**WORK REQUIRED**:
Please count the lines in the entries below that contain the word "ŁÓDZKIE", and give only that number.

[Extracted data entries]
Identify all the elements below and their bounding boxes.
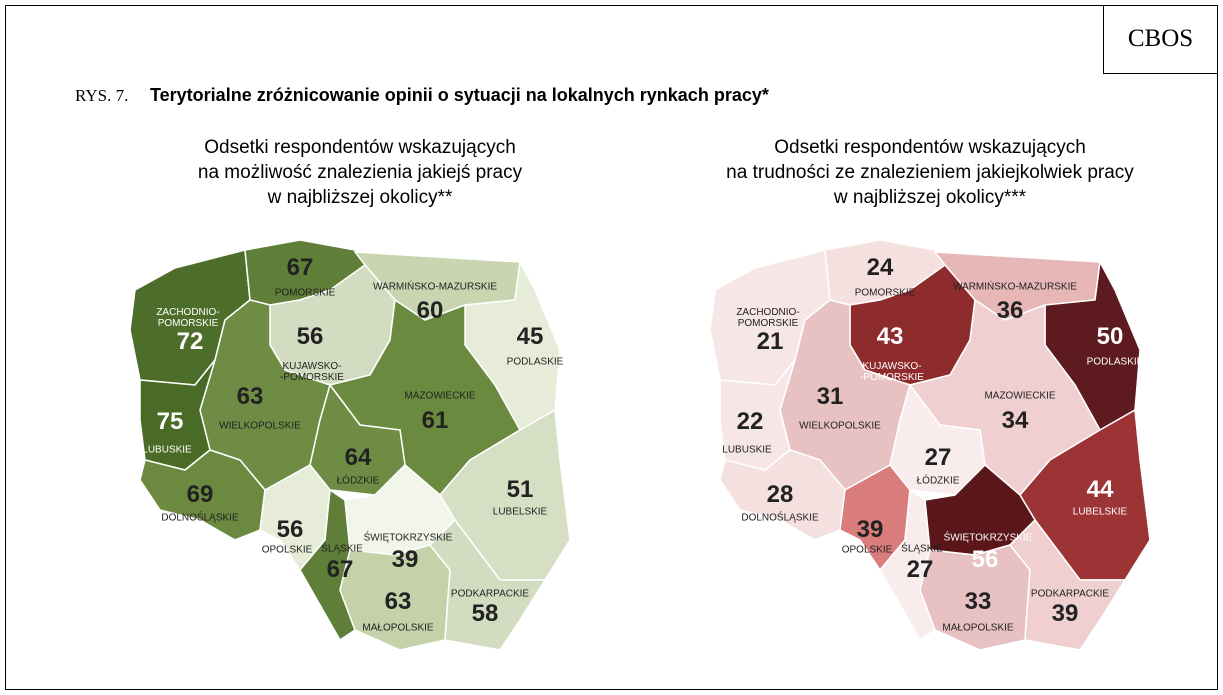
- region-name: ŚWIĘTOKRZYSKIE: [363, 532, 453, 544]
- region-name: OPOLSKIE: [261, 544, 313, 556]
- region-name: ŁÓDZKIE: [336, 475, 380, 487]
- map-subtitle: Odsetki respondentów wskazujących na tru…: [726, 137, 1134, 208]
- region-name: MAŁOPOLSKIE: [362, 622, 434, 634]
- source-box: CBOS: [1103, 5, 1217, 74]
- region-value: 67: [326, 556, 354, 583]
- region-value: 27: [924, 444, 952, 471]
- region-value: 44: [1086, 476, 1114, 503]
- region-value: 61: [421, 407, 449, 434]
- region-name: WIELKOPOLSKIE: [799, 420, 881, 432]
- region-value: 31: [816, 383, 844, 410]
- region-name: LUBELSKIE: [1072, 506, 1128, 518]
- region-value: 36: [996, 297, 1024, 324]
- region-value: 56: [296, 323, 324, 350]
- region-name: KUJAWSKO- -POMORSKIE: [280, 361, 344, 383]
- region: [1008, 518, 1127, 651]
- region-name: DOLNOŚLĄSKIE: [161, 512, 239, 524]
- region-value: 21: [756, 328, 784, 355]
- region-value: 63: [384, 588, 412, 615]
- region-value: 75: [156, 408, 184, 435]
- region-name: PODLASKIE: [1086, 356, 1144, 368]
- region-name: PODKARPACKIE: [1030, 588, 1110, 600]
- region-name: LUBELSKIE: [492, 506, 548, 518]
- region-name: LUBUSKIE: [722, 444, 772, 456]
- figure-number: RYS. 7.: [75, 86, 129, 105]
- region-name: OPOLSKIE: [841, 544, 893, 556]
- region-value: 27: [906, 556, 934, 583]
- region-value: 43: [876, 323, 904, 350]
- region-value: 33: [964, 588, 992, 615]
- region-name: WIELKOPOLSKIE: [219, 420, 301, 432]
- region-name: ŚWIĘTOKRZYSKIE: [943, 532, 1033, 544]
- region-value: 51: [506, 476, 534, 503]
- region-name: POMORSKIE: [274, 287, 336, 299]
- region-name: LUBUSKIE: [142, 444, 192, 456]
- region-name: POMORSKIE: [854, 287, 916, 299]
- region-name: ŚLĄSKIE: [321, 543, 363, 555]
- region-value: 34: [1001, 407, 1029, 434]
- region-value: 39: [856, 516, 884, 543]
- region-value: 60: [416, 297, 444, 324]
- region-value: 39: [391, 546, 419, 573]
- region-value: 67: [286, 254, 314, 281]
- region-name: ŚLĄSKIE: [901, 543, 943, 555]
- region-value: 45: [516, 323, 544, 350]
- figure-title: Terytorialne zróżnicowanie opinii o sytu…: [150, 85, 769, 105]
- region-value: 22: [736, 408, 764, 435]
- region-name: PODKARPACKIE: [450, 588, 530, 600]
- region-name: MAZOWIECKIE: [984, 390, 1056, 402]
- region-name: WARMIŃSKO-MAZURSKIE: [372, 281, 498, 293]
- region-value: 56: [276, 516, 304, 543]
- region-value: 69: [186, 481, 214, 508]
- region-name: PODLASKIE: [506, 356, 564, 368]
- region-name: ZACHODNIO- POMORSKIE: [736, 307, 800, 329]
- region-name: WARMIŃSKO-MAZURSKIE: [952, 281, 1078, 293]
- region-name: ŁÓDZKIE: [916, 475, 960, 487]
- region-name: MAZOWIECKIE: [404, 390, 476, 402]
- region-name: KUJAWSKO- -POMORSKIE: [860, 361, 924, 383]
- region-name: MAŁOPOLSKIE: [942, 622, 1014, 634]
- map-subtitle: Odsetki respondentów wskazujących na moż…: [197, 137, 523, 208]
- region: [428, 518, 547, 651]
- region-value: 39: [1051, 600, 1079, 627]
- region-value: 24: [866, 254, 894, 281]
- region-value: 72: [176, 328, 204, 355]
- frame: [5, 5, 1218, 690]
- region-value: 56: [971, 546, 999, 573]
- region-name: ZACHODNIO- POMORSKIE: [156, 307, 220, 329]
- region-value: 64: [344, 444, 372, 471]
- region-name: DOLNOŚLĄSKIE: [741, 512, 819, 524]
- region-value: 28: [766, 481, 794, 508]
- region-value: 50: [1096, 323, 1124, 350]
- region-value: 63: [236, 383, 264, 410]
- region-value: 58: [471, 600, 499, 627]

**FULL RESPONSE**:
2